#### [Directive]
Copy each line in which the string "Shan" occurs.

** Start of Supplied entries **

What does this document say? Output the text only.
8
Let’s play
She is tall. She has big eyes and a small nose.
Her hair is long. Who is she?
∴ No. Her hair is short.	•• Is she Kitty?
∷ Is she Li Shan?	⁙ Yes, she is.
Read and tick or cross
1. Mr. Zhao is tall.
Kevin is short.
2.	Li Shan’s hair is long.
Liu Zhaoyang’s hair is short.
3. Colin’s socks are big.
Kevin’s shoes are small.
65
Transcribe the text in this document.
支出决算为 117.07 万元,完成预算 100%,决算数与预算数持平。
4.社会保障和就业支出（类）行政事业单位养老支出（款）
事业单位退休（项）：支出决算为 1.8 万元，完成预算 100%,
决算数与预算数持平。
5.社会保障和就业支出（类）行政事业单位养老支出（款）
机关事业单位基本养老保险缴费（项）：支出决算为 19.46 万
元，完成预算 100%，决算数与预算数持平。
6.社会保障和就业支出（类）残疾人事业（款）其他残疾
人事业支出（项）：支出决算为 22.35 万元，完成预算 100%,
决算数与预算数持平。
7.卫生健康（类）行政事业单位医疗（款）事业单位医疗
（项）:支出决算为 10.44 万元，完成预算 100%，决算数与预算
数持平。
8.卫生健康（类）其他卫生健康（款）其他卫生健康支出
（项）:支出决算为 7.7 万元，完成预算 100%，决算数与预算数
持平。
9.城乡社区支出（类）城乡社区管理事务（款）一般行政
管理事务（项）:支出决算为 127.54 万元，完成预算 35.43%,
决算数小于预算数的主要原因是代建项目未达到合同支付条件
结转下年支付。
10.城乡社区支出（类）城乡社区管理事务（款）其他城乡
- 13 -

** End of Supplied entries **

#### [Right answer]
∷ Is she Li Shan?	⁙ Yes, she is.
2.	Li Shan’s hair is long.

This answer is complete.